Directions> The line containing "What text is on this page?" marks the start; extract exactly from it through the last line of the entries, and omit any pictures.

[Data extracted from a collection]

⟨

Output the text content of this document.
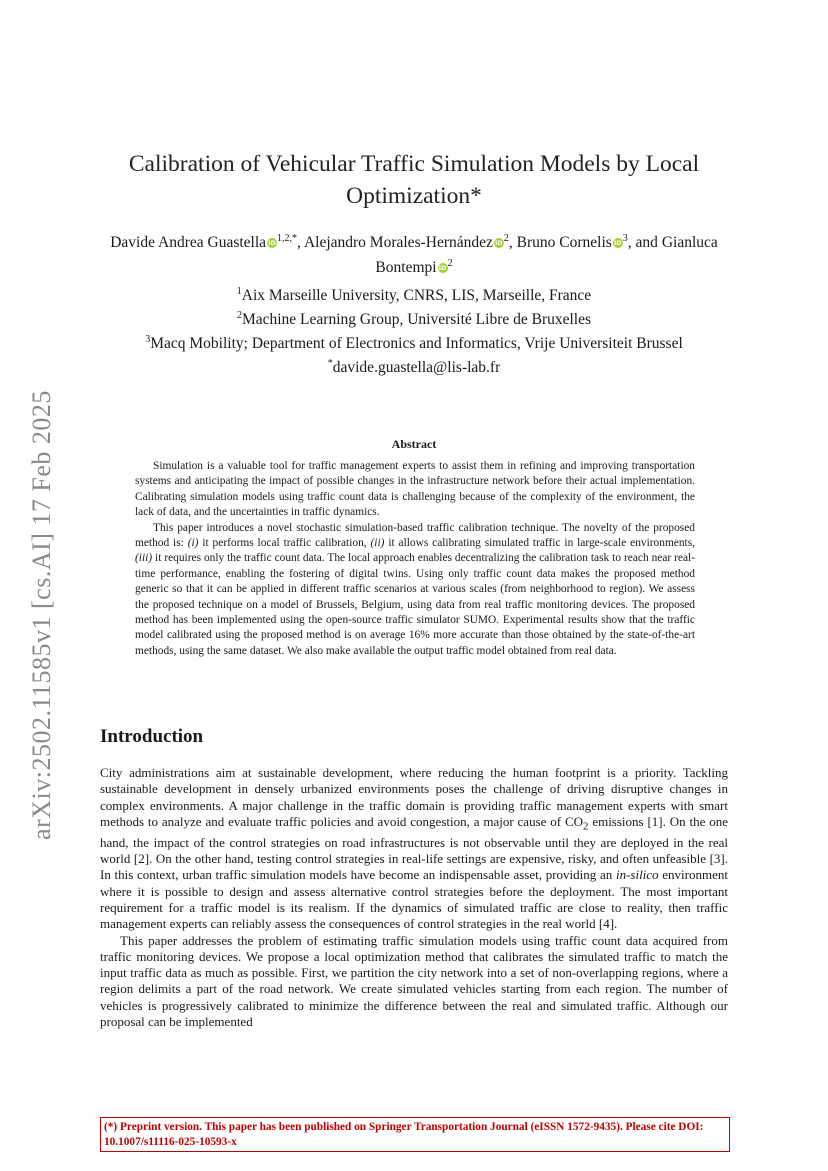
arXiv:2502.11585v1 [cs.AI] 17 Feb 2025
Calibration of Vehicular Traffic Simulation Models by Local Optimization*
Davide Andrea Guastella $iD^{1,2,*}$, Alejandro Morales-Hernández $iD^2$, Bruno Cornelis $iD^3$, and Gianluca Bontempi $iD^2$
$^1$Aix Marseille University, CNRS, LIS, Marseille, France
$^2$Machine Learning Group, Université Libre de Bruxelles
$^3$Macq Mobility; Department of Electronics and Informatics, Vrije Universiteit Brussel
*davide.guastella@lis-lab.fr
Abstract

Simulation is a valuable tool for traffic management experts to assist them in refining and improving transportation systems and anticipating the impact of possible changes in the infrastructure network before their actual implementation. Calibrating simulation models using traffic count data is challenging because of the complexity of the environment, the lack of data, and the uncertainties in traffic dynamics.

This paper introduces a novel stochastic simulation-based traffic calibration technique. The novelty of the proposed method is: (i) it performs local traffic calibration, (ii) it allows calibrating simulated traffic in large-scale environments, (iii) it requires only the traffic count data. The local approach enables decentralizing the calibration task to reach near real-time performance, enabling the fostering of digital twins. Using only traffic count data makes the proposed method generic so that it can be applied in different traffic scenarios at various scales (from neighborhood to region). We assess the proposed technique on a model of Brussels, Belgium, using data from real traffic monitoring devices. The proposed method has been implemented using the open-source traffic simulator SUMO. Experimental results show that the traffic model calibrated using the proposed method is on average 16% more accurate than those obtained by the state-of-the-art methods, using the same dataset. We also make available the output traffic model obtained from real data.

Introduction

City administrations aim at sustainable development, where reducing the human footprint is a priority. Tackling sustainable development in densely urbanized environments poses the challenge of driving disruptive changes in complex environments. A major challenge in the traffic domain is providing traffic management experts with smart methods to analyze and evaluate traffic policies and avoid congestion, a major cause of $CO_2$ emissions [1]. On the one hand, the impact of the control strategies on road infrastructures is not observable until they are deployed in the real world [2]. On the other hand, testing control strategies in real-life settings are expensive, risky, and often unfeasible [3]. In this context, urban traffic simulation models have become an indispensable asset, providing an in-silico environment where it is possible to design and assess alternative control strategies before the deployment. The most important requirement for a traffic model is its realism. If the dynamics of simulated traffic are close to reality, then traffic management experts can reliably assess the consequences of control strategies in the real world [4].

This paper addresses the problem of estimating traffic simulation models using traffic count data acquired from traffic monitoring devices. We propose a local optimization method that calibrates the simulated traffic to match the input traffic data as much as possible. First, we partition the city network into a set of non-overlapping regions, where a region delimits a part of the road network. We create simulated vehicles starting from each region. The number of vehicles is progressively calibrated to minimize the difference between the real and simulated traffic. Although our proposal can be implemented

(*) Preprint version. This paper has been published on Springer Transportation Journal (eISSN 1572-9435). Please cite DOI: 10.1007/s11116-025-10593-x
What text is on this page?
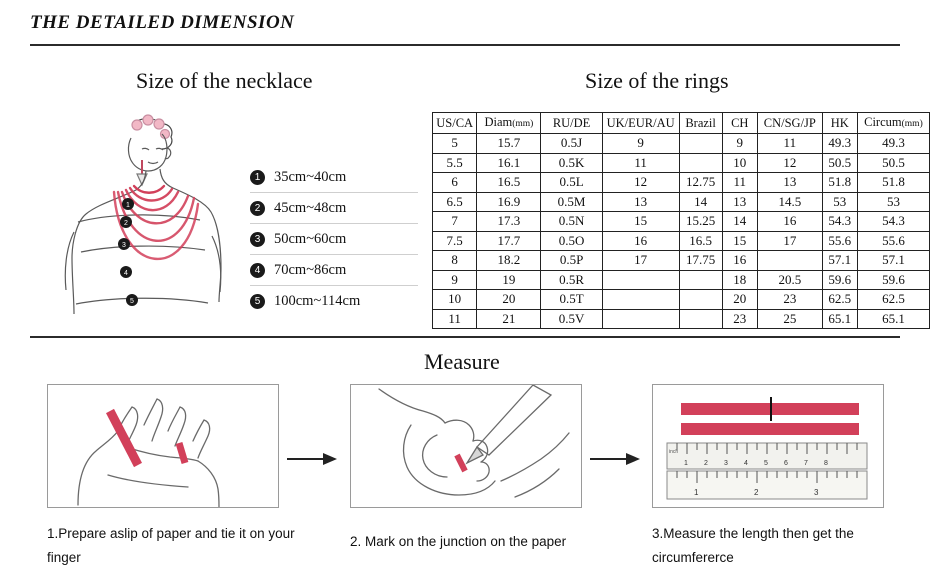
THE DETAILED DIMENSION
Size of the necklace	Size of the rings
1
2
3
4
5
1 35cm~40cm
2 45cm~48cm
3 50cm~60cm
4 70cm~86cm
5 100cm~114cm
US/CA	Diam(mm)	RU/DE	UK/EUR/AU	Brazil	CH	CN/SG/JP	HK	Circum(mm)
5	15.7	0.5J	9		9	11	49.3	49.3
5.5	16.1	0.5K	11		10	12	50.5	50.5
6	16.5	0.5L	12	12.75	11	13	51.8	51.8
6.5	16.9	0.5M	13	14	13	14.5	53	53
7	17.3	0.5N	15	15.25	14	16	54.3	54.3
7.5	17.7	0.5O	16	16.5	15	17	55.6	55.6
8	18.2	0.5P	17	17.75	16		57.1	57.1
9	19	0.5R			18	20.5	59.6	59.6
10	20	0.5T			20	23	62.5	62.5
11	21	0.5V			23	25	65.1	65.1
Measure
1 2 3 4 5 6 7 8
inch
1	2	3
1.Prepare aslip of paper and tie it on your finger
2. Mark on the junction on the paper
3.Measure the length then get the circumfererce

⟩

Finished exercise>
What text is on this page?
THE DETAILED DIMENSION
Size of the necklace	Size of the rings
1
2
3
4
5
1 35cm~40cm
2 45cm~48cm
3 50cm~60cm
4 70cm~86cm
5 100cm~114cm
US/CA	Diam(mm)	RU/DE	UK/EUR/AU	Brazil	CH	CN/SG/JP	HK	Circum(mm)
5	15.7	0.5J	9		9	11	49.3	49.3
5.5	16.1	0.5K	11		10	12	50.5	50.5
6	16.5	0.5L	12	12.75	11	13	51.8	51.8
6.5	16.9	0.5M	13	14	13	14.5	53	53
7	17.3	0.5N	15	15.25	14	16	54.3	54.3
7.5	17.7	0.5O	16	16.5	15	17	55.6	55.6
8	18.2	0.5P	17	17.75	16		57.1	57.1
9	19	0.5R			18	20.5	59.6	59.6
10	20	0.5T			20	23	62.5	62.5
11	21	0.5V			23	25	65.1	65.1
Measure
1 2 3 4 5 6 7 8
inch
1	2	3
1.Prepare aslip of paper and tie it on your finger
2. Mark on the junction on the paper
3.Measure the length then get the circumfererce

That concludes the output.